Merda? Só no ventilador




Não sou artista, mas admitido: tentei ser inúmeras vezes e em diversas modalidades. A primeira tentativa foi a dança, com a famosa modalidade doa anos 80, a do 'jazz'. A iniciativa só serviu para dar a minha infância um tom ainda mais melodramático, quase como roteiro de novela mexicana. De tão descordenada quase fui parar no consultório sob suspeita de dislexia.

Mas continuei tentando ser uma pessoa do meio artístico. Aos 12, era 'atleta' de ginástica olímpica. Foram dois anos de intenso treinamento que me deixaram um aprendizado eterno: como levantar sorrindo depois de uma apresentação sofrível em um ginásio lotado. Explico: eu era boa naquilo - aprendi parada de mão, mortal e alguns exercícios no cavalo. Mas, ironicamente, empacava feito mula no fundamental exercício da 'estrela'. Não acha ironia? Lembre-se: eu me chamo Stela - nome que, em latim, significa estrela. Okay, conformei-me em não ser uma supernova e ficar como a primeira estrela estática do cosmos.




Naquele mesmo tempo, eu cantava na escola acompanhada de um colega, que conheci na igreja! Ele virou músico e, como cantor de musical, foi morar na Itália. Eu? Ganhei uma rouquidão (que estudo se é patológica ou apenas fruto do jeito sexy e peitoral do latino-americano) e virei jornalista, que era um segundo sonho meu, além da música.

**Enunciado da tarefa 1**
Reproduza sem alterações as linhas do material da tarefa, começando pela primeira e seguindo até a linha que contém "table-header: 房产年值 2024年1月起生效", ambas incluídas.
O texto e as linhas não guardam relação alguma entre si.

**Material da tarefa**

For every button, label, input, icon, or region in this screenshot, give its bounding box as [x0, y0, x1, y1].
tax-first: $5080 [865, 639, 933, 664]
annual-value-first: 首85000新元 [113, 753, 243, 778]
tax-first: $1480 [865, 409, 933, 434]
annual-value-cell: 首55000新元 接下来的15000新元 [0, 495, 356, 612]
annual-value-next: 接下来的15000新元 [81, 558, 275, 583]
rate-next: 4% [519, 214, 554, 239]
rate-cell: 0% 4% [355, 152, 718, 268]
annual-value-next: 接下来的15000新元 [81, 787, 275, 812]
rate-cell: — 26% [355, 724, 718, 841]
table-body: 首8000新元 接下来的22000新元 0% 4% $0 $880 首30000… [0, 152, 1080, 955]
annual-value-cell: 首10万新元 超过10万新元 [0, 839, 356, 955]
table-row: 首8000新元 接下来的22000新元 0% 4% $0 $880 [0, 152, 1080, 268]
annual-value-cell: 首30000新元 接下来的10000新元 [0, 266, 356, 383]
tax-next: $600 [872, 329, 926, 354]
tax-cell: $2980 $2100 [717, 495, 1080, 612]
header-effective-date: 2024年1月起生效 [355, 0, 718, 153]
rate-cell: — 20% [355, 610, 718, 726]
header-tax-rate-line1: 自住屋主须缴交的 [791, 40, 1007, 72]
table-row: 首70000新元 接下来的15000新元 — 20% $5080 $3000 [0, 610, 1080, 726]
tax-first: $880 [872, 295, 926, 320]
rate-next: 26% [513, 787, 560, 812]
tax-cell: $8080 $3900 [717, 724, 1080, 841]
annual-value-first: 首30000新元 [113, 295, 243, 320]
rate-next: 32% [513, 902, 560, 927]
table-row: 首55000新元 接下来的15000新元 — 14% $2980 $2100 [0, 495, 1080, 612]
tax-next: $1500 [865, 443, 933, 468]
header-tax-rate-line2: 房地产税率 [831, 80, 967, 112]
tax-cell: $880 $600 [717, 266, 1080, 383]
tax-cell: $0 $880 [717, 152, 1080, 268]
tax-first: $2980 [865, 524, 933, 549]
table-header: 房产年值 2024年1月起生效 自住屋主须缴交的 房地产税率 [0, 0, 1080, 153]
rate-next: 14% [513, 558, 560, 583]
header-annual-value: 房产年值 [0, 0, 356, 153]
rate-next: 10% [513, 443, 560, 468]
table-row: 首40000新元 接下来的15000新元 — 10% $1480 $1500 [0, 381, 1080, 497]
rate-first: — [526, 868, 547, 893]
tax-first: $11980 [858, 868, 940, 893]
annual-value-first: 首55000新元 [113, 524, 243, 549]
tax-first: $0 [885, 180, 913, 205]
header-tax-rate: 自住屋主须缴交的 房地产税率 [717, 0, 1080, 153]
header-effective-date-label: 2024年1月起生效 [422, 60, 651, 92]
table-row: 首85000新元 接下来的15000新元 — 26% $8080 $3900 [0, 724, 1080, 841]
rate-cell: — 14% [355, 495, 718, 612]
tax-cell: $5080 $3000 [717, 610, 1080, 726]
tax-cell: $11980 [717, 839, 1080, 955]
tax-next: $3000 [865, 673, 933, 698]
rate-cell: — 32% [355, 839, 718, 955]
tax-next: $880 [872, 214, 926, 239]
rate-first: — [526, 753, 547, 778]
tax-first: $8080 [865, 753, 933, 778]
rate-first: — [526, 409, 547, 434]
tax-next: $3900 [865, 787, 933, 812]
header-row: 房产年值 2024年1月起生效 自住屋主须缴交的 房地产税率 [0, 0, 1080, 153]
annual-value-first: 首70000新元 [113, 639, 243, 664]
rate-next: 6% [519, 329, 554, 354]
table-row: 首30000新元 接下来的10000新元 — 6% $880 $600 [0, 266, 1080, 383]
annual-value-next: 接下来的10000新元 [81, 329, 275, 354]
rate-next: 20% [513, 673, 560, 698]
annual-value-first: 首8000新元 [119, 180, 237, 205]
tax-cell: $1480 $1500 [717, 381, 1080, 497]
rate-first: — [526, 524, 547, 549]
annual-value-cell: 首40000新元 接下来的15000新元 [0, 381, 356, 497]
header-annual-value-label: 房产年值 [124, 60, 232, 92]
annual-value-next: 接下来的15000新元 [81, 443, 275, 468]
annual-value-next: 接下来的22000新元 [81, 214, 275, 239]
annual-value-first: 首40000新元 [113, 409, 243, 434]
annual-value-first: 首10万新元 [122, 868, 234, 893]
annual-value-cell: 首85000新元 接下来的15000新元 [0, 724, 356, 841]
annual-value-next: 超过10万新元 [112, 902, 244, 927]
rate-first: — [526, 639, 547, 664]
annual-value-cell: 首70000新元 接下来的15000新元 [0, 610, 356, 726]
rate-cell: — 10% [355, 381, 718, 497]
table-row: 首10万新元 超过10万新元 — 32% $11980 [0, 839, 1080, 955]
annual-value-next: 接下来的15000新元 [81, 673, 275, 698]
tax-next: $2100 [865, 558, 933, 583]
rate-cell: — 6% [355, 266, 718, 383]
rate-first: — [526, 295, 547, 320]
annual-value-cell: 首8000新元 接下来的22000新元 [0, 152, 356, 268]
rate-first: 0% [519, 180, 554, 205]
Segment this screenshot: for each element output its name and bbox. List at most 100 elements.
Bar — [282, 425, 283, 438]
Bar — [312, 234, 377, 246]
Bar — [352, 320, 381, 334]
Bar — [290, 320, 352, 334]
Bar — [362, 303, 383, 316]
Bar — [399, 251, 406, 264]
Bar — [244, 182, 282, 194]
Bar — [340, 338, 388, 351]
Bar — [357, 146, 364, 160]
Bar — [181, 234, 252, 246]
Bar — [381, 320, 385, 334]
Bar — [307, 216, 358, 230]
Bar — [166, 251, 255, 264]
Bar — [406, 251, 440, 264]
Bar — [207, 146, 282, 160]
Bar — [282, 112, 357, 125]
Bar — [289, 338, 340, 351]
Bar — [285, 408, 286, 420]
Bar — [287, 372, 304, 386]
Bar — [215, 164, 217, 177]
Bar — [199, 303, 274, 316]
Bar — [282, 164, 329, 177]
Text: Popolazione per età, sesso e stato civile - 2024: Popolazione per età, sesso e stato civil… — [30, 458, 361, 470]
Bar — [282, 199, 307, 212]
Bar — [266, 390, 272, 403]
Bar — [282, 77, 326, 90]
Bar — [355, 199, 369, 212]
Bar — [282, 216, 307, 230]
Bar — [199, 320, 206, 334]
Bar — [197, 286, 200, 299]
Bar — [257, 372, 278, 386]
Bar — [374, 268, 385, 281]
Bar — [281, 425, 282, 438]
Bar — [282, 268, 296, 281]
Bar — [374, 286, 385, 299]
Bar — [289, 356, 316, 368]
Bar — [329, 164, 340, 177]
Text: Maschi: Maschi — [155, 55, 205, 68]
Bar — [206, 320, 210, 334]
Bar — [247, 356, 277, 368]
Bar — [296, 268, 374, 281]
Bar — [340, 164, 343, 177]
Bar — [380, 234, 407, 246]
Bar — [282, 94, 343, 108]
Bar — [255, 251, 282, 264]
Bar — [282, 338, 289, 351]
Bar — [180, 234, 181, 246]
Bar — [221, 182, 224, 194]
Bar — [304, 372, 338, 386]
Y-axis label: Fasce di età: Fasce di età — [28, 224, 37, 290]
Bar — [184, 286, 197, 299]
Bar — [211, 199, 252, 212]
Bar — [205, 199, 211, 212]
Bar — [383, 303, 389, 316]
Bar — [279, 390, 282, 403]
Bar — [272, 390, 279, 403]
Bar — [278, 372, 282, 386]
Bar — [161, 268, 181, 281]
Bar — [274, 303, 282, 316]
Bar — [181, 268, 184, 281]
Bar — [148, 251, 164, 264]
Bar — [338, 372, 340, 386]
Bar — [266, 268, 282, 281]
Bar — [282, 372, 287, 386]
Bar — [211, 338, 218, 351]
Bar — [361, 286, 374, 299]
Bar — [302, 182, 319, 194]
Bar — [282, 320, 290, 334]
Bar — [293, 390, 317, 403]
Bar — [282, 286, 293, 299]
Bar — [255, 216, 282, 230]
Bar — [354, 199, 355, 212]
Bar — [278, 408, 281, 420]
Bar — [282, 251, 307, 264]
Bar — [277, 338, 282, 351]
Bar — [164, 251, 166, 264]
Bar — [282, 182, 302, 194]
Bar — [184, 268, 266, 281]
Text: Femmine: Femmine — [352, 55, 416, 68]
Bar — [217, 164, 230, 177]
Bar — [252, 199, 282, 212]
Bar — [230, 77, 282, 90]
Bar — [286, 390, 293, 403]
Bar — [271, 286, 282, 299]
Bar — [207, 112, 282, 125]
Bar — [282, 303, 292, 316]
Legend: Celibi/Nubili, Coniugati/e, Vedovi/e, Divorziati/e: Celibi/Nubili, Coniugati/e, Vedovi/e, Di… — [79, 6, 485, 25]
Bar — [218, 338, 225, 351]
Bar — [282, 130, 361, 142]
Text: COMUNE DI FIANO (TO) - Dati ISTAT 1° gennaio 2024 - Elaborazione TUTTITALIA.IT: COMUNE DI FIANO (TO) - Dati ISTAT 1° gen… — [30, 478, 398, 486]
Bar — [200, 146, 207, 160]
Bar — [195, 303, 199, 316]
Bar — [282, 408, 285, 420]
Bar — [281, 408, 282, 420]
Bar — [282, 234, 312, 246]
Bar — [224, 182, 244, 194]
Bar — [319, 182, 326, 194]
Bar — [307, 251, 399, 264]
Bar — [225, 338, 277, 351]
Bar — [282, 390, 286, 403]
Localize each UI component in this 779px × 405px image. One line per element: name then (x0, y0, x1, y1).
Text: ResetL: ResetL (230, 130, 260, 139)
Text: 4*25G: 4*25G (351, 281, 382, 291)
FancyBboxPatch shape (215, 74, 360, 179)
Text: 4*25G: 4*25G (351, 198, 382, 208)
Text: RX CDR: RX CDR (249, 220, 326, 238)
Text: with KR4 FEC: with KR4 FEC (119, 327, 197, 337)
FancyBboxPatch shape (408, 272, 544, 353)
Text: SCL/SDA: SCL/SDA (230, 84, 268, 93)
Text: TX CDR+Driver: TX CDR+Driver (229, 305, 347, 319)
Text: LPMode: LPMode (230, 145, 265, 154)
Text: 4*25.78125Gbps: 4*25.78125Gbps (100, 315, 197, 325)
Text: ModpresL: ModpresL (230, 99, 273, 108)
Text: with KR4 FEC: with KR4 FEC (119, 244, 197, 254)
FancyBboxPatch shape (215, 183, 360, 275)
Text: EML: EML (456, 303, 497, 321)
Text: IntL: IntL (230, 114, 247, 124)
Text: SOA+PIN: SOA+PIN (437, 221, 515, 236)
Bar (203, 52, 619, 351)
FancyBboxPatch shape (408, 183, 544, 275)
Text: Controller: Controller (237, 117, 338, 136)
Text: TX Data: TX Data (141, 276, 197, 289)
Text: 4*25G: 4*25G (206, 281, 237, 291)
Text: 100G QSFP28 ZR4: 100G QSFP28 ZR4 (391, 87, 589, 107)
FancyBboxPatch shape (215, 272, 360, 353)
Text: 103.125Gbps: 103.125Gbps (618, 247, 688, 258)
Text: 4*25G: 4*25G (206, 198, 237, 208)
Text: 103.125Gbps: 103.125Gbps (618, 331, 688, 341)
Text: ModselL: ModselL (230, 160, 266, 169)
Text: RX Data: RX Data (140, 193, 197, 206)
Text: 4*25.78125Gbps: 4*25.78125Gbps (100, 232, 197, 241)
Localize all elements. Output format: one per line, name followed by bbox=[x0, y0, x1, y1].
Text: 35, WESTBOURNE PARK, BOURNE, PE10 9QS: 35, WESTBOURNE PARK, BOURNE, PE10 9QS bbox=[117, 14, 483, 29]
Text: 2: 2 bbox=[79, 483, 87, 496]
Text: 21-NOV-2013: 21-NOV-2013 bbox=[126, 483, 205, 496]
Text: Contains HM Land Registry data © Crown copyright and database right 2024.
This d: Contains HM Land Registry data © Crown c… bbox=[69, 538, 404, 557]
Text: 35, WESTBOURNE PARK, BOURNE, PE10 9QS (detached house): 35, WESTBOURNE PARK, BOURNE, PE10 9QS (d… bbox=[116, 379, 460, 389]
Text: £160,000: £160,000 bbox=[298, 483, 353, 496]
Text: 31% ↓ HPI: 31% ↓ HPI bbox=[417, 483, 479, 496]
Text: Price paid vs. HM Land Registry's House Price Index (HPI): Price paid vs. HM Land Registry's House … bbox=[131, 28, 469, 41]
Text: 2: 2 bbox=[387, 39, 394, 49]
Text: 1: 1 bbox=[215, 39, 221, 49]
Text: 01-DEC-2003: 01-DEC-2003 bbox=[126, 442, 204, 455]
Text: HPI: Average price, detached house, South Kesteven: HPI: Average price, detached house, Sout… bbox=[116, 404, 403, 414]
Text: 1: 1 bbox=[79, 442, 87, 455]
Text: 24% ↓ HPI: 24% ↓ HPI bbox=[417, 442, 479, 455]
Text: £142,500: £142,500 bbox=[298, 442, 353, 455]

**Enunciado da tarefa 2**
Indique se cada afirmação abaixo está de acordo com o trecho do texto, respondendo sim ou não e citando literalmente as palavras do trecho que decidem a questão: (a) A narradora praticou ginástica olímpica durante dois anos. (b) A primeira modalidade artística tentada pela narradora foi o canto. (c) O colega com quem a narradora cantava na escola foi morar em Portugal.

**Resposta completa 1**
For every button, label, input, icon, or region in this screenshot, give its bounding box as [x0, y0, x1, y1].
tax-first: $5080 [865, 639, 933, 664]
annual-value-first: 首85000新元 [113, 753, 243, 778]
tax-first: $1480 [865, 409, 933, 434]
annual-value-cell: 首55000新元 接下来的15000新元 [0, 495, 356, 612]
annual-value-next: 接下来的15000新元 [81, 558, 275, 583]
rate-next: 4% [519, 214, 554, 239]
rate-cell: 0% 4% [355, 152, 718, 268]
annual-value-next: 接下来的15000新元 [81, 787, 275, 812]
rate-cell: — 26% [355, 724, 718, 841]
table-body: 首8000新元 接下来的22000新元 0% 4% $0 $880 首30000… [0, 152, 1080, 955]
annual-value-cell: 首10万新元 超过10万新元 [0, 839, 356, 955]
table-row: 首8000新元 接下来的22000新元 0% 4% $0 $880 [0, 152, 1080, 268]
annual-value-cell: 首30000新元 接下来的10000新元 [0, 266, 356, 383]
tax-next: $600 [872, 329, 926, 354]
tax-cell: $2980 $2100 [717, 495, 1080, 612]
header-effective-date: 2024年1月起生效 [355, 0, 718, 153]
rate-cell: — 20% [355, 610, 718, 726]
header-tax-rate-line1: 自住屋主须缴交的 [791, 40, 1007, 72]
table-row: 首70000新元 接下来的15000新元 — 20% $5080 $3000 [0, 610, 1080, 726]
tax-first: $880 [872, 295, 926, 320]
rate-next: 26% [513, 787, 560, 812]
tax-cell: $8080 $3900 [717, 724, 1080, 841]
annual-value-first: 首30000新元 [113, 295, 243, 320]
rate-next: 32% [513, 902, 560, 927]
table-row: 首55000新元 接下来的15000新元 — 14% $2980 $2100 [0, 495, 1080, 612]
tax-next: $1500 [865, 443, 933, 468]
header-tax-rate-line2: 房地产税率 [831, 80, 967, 112]
tax-cell: $880 $600 [717, 266, 1080, 383]
tax-cell: $0 $880 [717, 152, 1080, 268]
tax-first: $2980 [865, 524, 933, 549]
table-header: 房产年值 2024年1月起生效 自住屋主须缴交的 房地产税率 [0, 0, 1080, 153]

**Resposta completa 2**
(a) Sim: "Foram dois anos de intenso treinamento".
(b) Não: "A primeira tentativa foi a dança".
(c) Não: "foi morar na Itália".